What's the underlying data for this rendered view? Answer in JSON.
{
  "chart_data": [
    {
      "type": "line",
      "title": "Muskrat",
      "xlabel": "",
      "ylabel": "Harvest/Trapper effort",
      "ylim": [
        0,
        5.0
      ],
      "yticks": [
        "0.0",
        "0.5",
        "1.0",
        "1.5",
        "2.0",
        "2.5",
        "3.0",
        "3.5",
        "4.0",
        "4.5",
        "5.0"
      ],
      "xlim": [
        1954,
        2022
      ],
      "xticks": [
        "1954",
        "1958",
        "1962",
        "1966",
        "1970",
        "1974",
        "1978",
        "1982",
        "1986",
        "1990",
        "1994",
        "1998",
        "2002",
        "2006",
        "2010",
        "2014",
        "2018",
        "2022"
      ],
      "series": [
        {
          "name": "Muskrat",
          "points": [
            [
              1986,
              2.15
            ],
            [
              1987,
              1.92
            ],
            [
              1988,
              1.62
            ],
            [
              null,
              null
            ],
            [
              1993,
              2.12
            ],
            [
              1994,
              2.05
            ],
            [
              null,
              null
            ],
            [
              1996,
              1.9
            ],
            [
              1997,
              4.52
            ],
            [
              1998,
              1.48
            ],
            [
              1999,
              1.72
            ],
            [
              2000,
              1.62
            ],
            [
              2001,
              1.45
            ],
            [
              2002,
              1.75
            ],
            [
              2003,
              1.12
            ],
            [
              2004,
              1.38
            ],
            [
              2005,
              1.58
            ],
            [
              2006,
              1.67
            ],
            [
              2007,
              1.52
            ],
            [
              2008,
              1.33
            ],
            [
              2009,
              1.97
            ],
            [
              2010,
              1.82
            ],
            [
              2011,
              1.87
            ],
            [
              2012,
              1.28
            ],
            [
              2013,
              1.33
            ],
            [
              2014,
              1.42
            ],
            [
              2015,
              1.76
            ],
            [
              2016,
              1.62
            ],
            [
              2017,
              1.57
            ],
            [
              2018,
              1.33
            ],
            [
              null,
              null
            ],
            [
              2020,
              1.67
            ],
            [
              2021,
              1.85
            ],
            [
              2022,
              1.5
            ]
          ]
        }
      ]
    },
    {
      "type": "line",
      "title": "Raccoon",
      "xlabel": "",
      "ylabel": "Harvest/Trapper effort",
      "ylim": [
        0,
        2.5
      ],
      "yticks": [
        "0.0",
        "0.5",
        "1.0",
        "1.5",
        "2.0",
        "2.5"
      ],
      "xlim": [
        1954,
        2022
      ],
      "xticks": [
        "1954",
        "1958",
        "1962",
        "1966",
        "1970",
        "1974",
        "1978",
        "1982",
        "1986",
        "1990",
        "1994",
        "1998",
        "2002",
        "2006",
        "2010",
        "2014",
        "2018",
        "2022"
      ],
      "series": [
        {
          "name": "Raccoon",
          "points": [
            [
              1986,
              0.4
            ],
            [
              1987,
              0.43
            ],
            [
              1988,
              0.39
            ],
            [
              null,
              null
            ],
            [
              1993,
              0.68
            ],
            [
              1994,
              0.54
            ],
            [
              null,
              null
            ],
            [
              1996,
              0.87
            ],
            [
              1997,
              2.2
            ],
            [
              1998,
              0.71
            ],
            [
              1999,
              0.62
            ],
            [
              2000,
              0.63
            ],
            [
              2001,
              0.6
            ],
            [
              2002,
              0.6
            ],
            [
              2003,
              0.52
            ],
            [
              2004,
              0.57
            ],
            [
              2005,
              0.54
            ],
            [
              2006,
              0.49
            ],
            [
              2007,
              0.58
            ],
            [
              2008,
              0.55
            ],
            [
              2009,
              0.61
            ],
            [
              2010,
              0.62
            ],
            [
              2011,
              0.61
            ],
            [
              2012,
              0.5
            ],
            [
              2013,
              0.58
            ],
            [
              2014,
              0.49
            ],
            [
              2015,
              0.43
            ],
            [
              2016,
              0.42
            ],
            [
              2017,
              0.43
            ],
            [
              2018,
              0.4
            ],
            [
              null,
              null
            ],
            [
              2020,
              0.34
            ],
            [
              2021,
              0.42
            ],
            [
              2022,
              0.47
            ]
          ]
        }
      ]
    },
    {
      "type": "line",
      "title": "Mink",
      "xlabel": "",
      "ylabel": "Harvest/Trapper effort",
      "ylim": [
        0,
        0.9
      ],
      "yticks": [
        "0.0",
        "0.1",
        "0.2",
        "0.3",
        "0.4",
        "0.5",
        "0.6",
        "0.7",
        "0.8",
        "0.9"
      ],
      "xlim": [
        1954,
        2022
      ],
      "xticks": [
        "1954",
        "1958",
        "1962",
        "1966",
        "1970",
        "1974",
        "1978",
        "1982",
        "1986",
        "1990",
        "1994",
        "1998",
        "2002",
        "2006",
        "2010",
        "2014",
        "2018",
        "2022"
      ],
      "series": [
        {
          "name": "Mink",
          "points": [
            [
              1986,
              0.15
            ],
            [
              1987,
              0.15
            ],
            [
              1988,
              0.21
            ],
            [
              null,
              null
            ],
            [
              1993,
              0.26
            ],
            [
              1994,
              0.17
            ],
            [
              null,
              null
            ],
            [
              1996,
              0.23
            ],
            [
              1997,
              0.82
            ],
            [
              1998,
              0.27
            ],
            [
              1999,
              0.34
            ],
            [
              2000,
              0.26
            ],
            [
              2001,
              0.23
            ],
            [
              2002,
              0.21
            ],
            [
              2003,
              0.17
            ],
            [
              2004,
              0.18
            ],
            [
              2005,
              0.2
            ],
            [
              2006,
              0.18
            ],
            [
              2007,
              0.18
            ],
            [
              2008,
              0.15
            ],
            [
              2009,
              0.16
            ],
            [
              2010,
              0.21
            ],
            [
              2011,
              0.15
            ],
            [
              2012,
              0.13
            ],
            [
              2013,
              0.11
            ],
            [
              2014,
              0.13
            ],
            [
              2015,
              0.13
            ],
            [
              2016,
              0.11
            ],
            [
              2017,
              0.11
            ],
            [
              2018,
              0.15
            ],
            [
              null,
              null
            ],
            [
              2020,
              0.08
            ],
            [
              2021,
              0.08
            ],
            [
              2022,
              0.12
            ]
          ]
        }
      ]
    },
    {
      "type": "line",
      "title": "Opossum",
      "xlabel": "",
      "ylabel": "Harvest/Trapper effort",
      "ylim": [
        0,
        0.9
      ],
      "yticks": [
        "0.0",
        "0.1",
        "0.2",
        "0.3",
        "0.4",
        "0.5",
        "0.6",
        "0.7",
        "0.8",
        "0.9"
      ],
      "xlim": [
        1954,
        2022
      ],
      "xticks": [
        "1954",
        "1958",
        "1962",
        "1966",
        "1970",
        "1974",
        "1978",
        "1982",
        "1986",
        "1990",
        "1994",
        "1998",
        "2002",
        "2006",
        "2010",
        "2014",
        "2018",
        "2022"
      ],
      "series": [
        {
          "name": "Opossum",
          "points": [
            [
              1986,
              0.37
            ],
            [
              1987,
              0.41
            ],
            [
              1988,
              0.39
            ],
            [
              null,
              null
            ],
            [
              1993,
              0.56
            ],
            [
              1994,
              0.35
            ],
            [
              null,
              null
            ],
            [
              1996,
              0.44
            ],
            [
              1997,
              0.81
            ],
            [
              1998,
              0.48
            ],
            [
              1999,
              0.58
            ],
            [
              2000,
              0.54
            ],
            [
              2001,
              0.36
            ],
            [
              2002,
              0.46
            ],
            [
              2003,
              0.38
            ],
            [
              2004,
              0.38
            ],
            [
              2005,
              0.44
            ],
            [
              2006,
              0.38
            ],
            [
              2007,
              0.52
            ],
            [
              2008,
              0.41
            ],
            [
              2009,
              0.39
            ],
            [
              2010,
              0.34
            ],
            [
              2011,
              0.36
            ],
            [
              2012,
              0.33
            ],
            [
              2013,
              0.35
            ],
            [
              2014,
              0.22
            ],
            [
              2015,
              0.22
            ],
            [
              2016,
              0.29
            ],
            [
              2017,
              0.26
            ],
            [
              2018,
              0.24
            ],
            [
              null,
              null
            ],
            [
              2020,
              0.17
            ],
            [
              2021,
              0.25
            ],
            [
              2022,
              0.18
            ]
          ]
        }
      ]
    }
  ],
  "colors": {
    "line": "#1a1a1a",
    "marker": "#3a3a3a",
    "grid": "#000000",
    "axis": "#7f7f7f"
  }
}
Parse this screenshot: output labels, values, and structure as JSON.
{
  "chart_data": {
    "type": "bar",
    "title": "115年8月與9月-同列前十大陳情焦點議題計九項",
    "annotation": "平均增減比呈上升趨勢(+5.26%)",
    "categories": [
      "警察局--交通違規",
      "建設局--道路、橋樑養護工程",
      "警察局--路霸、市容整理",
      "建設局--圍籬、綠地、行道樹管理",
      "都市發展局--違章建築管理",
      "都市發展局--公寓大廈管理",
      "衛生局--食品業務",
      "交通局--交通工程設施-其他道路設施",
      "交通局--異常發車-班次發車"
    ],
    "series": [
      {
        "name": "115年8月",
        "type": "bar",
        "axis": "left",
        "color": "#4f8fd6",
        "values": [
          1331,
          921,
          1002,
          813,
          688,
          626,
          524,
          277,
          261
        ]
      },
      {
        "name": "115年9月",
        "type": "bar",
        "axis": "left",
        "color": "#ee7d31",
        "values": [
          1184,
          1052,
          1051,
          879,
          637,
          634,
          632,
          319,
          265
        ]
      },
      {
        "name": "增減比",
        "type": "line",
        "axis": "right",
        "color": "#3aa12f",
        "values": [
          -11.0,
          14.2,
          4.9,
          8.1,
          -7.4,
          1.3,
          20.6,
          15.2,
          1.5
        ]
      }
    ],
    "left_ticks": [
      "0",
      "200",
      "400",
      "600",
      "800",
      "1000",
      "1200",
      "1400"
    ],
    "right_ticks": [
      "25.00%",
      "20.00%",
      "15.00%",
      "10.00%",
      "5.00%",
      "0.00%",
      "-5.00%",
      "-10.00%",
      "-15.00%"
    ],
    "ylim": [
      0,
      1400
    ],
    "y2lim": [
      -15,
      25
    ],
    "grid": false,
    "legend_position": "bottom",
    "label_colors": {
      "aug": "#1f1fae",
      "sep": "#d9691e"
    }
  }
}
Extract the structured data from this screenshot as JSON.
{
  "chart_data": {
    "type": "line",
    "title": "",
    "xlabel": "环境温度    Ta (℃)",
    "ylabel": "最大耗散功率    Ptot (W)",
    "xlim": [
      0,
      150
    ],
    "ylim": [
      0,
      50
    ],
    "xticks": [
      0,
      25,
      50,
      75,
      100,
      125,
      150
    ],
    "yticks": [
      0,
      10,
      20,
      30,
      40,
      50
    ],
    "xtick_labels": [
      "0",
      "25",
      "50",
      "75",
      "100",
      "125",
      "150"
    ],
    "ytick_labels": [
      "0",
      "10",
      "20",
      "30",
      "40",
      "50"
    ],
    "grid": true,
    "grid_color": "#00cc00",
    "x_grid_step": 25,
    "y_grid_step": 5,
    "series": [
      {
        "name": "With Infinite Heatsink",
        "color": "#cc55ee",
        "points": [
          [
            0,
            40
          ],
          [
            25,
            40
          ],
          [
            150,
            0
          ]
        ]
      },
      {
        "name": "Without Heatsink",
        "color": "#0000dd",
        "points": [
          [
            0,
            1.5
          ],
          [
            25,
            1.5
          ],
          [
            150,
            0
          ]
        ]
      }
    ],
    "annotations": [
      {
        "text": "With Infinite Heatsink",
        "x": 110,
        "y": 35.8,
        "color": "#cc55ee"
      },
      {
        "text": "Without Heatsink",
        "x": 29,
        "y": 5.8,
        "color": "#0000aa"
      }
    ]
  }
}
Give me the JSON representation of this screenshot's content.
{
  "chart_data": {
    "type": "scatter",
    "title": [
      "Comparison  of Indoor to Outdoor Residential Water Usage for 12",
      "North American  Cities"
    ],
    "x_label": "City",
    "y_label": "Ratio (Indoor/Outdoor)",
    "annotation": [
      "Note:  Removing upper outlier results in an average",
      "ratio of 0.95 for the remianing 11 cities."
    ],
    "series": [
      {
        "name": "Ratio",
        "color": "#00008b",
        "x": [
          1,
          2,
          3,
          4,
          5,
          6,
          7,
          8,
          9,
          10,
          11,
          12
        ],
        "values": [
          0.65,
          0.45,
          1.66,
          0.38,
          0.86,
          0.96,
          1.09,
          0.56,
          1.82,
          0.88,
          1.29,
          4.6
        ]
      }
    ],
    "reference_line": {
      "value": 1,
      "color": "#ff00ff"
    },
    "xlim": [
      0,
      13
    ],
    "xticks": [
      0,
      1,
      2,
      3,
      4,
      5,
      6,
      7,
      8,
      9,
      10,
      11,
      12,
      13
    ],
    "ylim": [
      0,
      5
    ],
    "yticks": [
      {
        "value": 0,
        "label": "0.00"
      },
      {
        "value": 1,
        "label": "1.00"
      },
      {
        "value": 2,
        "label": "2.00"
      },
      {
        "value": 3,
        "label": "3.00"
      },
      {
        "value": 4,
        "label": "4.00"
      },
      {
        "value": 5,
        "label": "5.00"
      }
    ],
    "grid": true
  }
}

= = = =

Description of the task:
Look for the word "Outdoor" and return every line where it occurs.

Answer:
      "Comparison  of Indoor to Outdoor Residential Water Usage for 12",
    "y_label": "Ratio (Indoor/Outdoor)",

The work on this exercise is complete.